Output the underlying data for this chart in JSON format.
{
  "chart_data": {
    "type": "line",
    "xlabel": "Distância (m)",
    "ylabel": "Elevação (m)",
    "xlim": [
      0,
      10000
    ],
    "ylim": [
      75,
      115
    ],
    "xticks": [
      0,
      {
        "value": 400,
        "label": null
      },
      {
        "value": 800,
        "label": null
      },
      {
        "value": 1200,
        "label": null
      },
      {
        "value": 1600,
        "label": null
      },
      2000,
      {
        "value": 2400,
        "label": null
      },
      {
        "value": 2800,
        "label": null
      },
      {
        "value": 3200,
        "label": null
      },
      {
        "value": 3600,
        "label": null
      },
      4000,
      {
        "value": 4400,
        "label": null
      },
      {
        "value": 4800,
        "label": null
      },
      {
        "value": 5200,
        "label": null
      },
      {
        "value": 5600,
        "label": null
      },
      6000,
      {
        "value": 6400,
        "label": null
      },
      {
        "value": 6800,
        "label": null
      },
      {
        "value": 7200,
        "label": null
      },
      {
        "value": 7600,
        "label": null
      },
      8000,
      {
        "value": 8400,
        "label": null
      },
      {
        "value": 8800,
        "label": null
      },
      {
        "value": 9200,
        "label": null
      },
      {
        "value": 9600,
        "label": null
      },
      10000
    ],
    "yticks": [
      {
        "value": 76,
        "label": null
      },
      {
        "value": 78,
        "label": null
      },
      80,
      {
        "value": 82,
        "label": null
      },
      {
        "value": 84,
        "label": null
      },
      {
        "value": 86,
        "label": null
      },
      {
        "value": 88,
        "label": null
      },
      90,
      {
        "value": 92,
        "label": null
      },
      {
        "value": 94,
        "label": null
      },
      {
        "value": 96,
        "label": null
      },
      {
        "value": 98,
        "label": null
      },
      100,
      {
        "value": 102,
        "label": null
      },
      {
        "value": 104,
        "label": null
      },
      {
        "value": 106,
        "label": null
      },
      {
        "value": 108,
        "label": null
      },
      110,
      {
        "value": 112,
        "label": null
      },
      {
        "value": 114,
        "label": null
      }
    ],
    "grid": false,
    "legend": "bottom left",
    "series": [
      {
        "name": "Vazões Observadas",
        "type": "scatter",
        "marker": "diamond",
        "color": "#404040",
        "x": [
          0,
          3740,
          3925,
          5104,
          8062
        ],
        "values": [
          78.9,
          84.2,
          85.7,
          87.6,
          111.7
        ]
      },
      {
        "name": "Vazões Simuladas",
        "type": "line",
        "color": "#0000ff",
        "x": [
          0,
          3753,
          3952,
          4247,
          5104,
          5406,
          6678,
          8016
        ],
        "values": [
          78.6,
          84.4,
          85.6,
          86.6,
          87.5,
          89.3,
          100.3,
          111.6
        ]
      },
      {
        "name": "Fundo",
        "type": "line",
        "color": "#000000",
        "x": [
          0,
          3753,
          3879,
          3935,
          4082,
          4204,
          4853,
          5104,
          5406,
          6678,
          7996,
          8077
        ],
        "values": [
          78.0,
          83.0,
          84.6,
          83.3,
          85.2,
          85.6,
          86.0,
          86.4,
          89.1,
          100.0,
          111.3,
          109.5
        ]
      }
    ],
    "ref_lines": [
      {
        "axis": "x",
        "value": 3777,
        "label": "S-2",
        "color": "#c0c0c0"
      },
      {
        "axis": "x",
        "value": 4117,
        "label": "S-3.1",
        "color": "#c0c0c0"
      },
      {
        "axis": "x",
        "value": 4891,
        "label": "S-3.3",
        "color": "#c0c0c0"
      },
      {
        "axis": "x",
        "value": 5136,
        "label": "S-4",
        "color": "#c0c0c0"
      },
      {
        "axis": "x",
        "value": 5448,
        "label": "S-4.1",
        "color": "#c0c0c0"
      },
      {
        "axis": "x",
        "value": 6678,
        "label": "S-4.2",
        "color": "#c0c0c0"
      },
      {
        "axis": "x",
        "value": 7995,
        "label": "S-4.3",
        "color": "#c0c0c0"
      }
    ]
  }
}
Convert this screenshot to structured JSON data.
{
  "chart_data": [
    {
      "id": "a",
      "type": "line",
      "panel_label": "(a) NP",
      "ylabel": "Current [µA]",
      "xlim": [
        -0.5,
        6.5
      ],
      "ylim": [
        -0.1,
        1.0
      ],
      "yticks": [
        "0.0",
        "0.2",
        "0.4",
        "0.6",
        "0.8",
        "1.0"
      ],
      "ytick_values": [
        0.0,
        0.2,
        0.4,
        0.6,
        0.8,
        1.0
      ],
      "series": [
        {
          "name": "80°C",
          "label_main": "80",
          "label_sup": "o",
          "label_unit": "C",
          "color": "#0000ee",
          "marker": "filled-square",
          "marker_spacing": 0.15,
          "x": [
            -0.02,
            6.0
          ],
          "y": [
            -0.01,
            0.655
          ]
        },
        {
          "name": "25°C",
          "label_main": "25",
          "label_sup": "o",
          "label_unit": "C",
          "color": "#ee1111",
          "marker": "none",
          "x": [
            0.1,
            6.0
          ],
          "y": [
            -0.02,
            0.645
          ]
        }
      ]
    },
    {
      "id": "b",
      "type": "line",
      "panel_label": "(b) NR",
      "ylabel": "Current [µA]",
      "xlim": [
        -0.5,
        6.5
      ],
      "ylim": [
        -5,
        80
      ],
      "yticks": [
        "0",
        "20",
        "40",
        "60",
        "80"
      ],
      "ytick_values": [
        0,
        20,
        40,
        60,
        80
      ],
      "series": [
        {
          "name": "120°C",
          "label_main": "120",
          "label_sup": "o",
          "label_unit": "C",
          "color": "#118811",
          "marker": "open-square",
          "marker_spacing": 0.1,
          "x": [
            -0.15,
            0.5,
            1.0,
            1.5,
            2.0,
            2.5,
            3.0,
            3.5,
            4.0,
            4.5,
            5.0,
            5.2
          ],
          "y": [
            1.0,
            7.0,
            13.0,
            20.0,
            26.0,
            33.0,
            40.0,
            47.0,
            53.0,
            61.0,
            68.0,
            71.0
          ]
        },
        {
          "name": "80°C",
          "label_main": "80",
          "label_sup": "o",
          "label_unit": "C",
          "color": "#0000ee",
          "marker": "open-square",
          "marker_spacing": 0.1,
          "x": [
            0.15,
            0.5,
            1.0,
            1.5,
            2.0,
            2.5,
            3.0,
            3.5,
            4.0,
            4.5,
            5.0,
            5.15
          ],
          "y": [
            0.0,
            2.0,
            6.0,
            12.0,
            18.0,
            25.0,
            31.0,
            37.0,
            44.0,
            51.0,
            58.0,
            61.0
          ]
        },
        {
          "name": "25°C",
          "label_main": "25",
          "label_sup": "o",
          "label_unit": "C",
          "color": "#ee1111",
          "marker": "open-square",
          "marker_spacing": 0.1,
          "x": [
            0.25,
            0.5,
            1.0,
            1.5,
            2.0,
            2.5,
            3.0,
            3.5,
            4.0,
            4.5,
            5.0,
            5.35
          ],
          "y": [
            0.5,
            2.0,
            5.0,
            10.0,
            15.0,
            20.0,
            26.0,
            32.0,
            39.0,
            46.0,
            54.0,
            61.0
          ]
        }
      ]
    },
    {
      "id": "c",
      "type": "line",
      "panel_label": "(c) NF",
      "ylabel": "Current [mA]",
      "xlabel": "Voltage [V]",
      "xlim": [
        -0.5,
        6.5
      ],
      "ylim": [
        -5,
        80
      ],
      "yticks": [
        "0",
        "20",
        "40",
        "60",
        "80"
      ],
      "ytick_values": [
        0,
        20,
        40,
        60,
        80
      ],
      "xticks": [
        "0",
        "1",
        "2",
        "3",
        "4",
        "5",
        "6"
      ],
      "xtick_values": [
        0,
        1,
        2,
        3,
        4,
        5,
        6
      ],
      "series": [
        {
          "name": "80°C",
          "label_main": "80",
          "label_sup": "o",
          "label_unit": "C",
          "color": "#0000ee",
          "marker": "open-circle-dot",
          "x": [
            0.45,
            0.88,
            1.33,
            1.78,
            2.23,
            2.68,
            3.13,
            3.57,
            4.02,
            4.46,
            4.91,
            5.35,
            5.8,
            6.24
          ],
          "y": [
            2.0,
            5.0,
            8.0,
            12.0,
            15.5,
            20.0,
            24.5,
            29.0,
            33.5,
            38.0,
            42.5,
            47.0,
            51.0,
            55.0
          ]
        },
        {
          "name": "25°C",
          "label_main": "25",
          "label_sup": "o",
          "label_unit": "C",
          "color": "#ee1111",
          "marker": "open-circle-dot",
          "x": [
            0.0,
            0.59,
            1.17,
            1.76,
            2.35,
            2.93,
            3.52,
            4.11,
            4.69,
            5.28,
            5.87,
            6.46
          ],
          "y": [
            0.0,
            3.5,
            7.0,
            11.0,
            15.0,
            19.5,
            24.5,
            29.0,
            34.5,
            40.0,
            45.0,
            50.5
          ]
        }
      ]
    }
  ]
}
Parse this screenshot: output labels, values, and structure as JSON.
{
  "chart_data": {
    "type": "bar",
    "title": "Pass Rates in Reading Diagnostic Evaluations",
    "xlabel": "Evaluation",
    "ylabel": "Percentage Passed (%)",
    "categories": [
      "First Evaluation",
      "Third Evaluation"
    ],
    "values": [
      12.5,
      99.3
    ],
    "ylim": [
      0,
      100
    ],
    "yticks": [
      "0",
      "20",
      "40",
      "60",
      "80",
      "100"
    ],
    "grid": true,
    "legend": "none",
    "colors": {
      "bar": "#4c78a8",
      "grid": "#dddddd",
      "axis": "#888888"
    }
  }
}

• • • • •

Each line from the one with "Parse this screenshot: output" through the last line of the records must be written out word for word. Include nothing else.

THE COMPLETED TASK →
Parse this screenshot: output labels, values, and structure as JSON.
{
  "chart_data": {
    "type": "bar",
    "title": "Pass Rates in Reading Diagnostic Evaluations",
    "xlabel": "Evaluation",
    "ylabel": "Percentage Passed (%)",
    "categories": [
      "First Evaluation",
      "Third Evaluation"
    ],
    "values": [
      12.5,
      99.3
    ],
    "ylim": [
      0,
      100
    ],
    "yticks": [
      "0",
      "20",
      "40",
      "60",
      "80",
      "100"
    ],
    "grid": true,
    "legend": "none",
    "colors": {
      "bar": "#4c78a8",
      "grid": "#dddddd",
      "axis": "#888888"
    }
  }
}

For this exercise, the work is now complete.